>> start

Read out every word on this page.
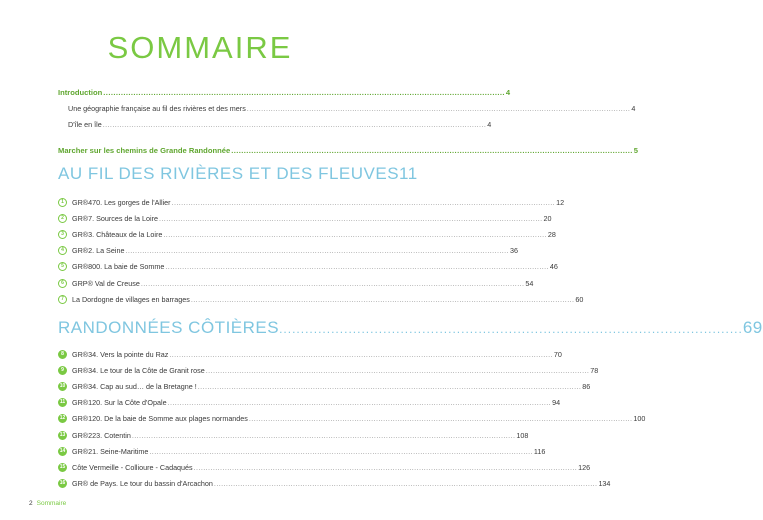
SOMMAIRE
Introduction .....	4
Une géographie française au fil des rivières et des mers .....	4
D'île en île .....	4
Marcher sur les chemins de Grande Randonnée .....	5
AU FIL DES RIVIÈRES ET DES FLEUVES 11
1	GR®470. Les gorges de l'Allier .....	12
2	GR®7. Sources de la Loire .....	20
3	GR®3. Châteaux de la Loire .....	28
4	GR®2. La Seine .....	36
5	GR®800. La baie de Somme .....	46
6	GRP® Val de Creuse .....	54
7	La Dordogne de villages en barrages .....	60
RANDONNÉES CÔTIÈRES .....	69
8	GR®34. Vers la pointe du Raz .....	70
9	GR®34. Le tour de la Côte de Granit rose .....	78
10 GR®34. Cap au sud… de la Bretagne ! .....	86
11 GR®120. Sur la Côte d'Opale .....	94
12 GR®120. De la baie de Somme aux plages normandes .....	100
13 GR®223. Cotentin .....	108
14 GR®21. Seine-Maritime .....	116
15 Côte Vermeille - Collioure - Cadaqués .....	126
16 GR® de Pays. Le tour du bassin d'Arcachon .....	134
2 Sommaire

>> end

* _GOAL_: Leave out the pictures and copy the rest of the material above exactly.

* _FULL OUTPUT_:
Read out every word on this page.
SOMMAIRE
Introduction .....	4
Une géographie française au fil des rivières et des mers .....	4
D'île en île .....	4
Marcher sur les chemins de Grande Randonnée .....	5
AU FIL DES RIVIÈRES ET DES FLEUVES 11
1	GR®470. Les gorges de l'Allier .....	12
2	GR®7. Sources de la Loire .....	20
3	GR®3. Châteaux de la Loire .....	28
4	GR®2. La Seine .....	36
5	GR®800. La baie de Somme .....	46
6	GRP® Val de Creuse .....	54
7	La Dordogne de villages en barrages .....	60
RANDONNÉES CÔTIÈRES .....	69
8	GR®34. Vers la pointe du Raz .....	70
9	GR®34. Le tour de la Côte de Granit rose .....	78
10 GR®34. Cap au sud… de la Bretagne ! .....	86
11 GR®120. Sur la Côte d'Opale .....	94
12 GR®120. De la baie de Somme aux plages normandes .....	100
13 GR®223. Cotentin .....	108
14 GR®21. Seine-Maritime .....	116
15 Côte Vermeille - Collioure - Cadaqués .....	126
16 GR® de Pays. Le tour du bassin d'Arcachon .....	134
2 Sommaire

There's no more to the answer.